* _Data rows_
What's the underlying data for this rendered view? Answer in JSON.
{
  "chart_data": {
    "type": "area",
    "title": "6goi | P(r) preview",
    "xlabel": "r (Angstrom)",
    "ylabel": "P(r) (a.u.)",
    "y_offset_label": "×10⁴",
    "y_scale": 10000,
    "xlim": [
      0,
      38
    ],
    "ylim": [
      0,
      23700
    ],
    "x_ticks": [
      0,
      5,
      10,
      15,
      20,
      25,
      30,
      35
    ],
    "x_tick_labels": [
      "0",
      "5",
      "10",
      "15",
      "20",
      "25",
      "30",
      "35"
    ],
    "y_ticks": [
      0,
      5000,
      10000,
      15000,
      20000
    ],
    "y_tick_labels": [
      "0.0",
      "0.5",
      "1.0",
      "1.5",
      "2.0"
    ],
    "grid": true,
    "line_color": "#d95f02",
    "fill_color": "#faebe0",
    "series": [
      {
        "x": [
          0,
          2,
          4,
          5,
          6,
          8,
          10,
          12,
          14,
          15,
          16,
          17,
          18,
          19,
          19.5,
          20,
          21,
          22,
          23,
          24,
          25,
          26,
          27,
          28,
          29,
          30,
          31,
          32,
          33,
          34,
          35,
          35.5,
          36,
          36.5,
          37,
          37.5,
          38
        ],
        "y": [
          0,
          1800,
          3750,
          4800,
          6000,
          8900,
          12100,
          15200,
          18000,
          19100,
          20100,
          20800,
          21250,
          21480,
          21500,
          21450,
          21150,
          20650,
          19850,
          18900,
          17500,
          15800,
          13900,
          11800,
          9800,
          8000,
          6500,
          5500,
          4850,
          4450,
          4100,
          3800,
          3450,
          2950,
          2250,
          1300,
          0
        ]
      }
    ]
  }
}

* _What is needed_
Write out the full listing, keeping every line exactly as it is.

* _Response for this exercise_
What's the underlying data for this rendered view? Answer in JSON.
{
  "chart_data": {
    "type": "area",
    "title": "6goi | P(r) preview",
    "xlabel": "r (Angstrom)",
    "ylabel": "P(r) (a.u.)",
    "y_offset_label": "×10⁴",
    "y_scale": 10000,
    "xlim": [
      0,
      38
    ],
    "ylim": [
      0,
      23700
    ],
    "x_ticks": [
      0,
      5,
      10,
      15,
      20,
      25,
      30,
      35
    ],
    "x_tick_labels": [
      "0",
      "5",
      "10",
      "15",
      "20",
      "25",
      "30",
      "35"
    ],
    "y_ticks": [
      0,
      5000,
      10000,
      15000,
      20000
    ],
    "y_tick_labels": [
      "0.0",
      "0.5",
      "1.0",
      "1.5",
      "2.0"
    ],
    "grid": true,
    "line_color": "#d95f02",
    "fill_color": "#faebe0",
    "series": [
      {
        "x": [
          0,
          2,
          4,
          5,
          6,
          8,
          10,
          12,
          14,
          15,
          16,
          17,
          18,
          19,
          19.5,
          20,
          21,
          22,
          23,
          24,
          25,
          26,
          27,
          28,
          29,
          30,
          31,
          32,
          33,
          34,
          35,
          35.5,
          36,
          36.5,
          37,
          37.5,
          38
        ],
        "y": [
          0,
          1800,
          3750,
          4800,
          6000,
          8900,
          12100,
          15200,
          18000,
          19100,
          20100,
          20800,
          21250,
          21480,
          21500,
          21450,
          21150,
          20650,
          19850,
          18900,
          17500,
          15800,
          13900,
          11800,
          9800,
          8000,
          6500,
          5500,
          4850,
          4450,
          4100,
          3800,
          3450,
          2950,
          2250,
          1300,
          0
        ]
      }
    ]
  }
}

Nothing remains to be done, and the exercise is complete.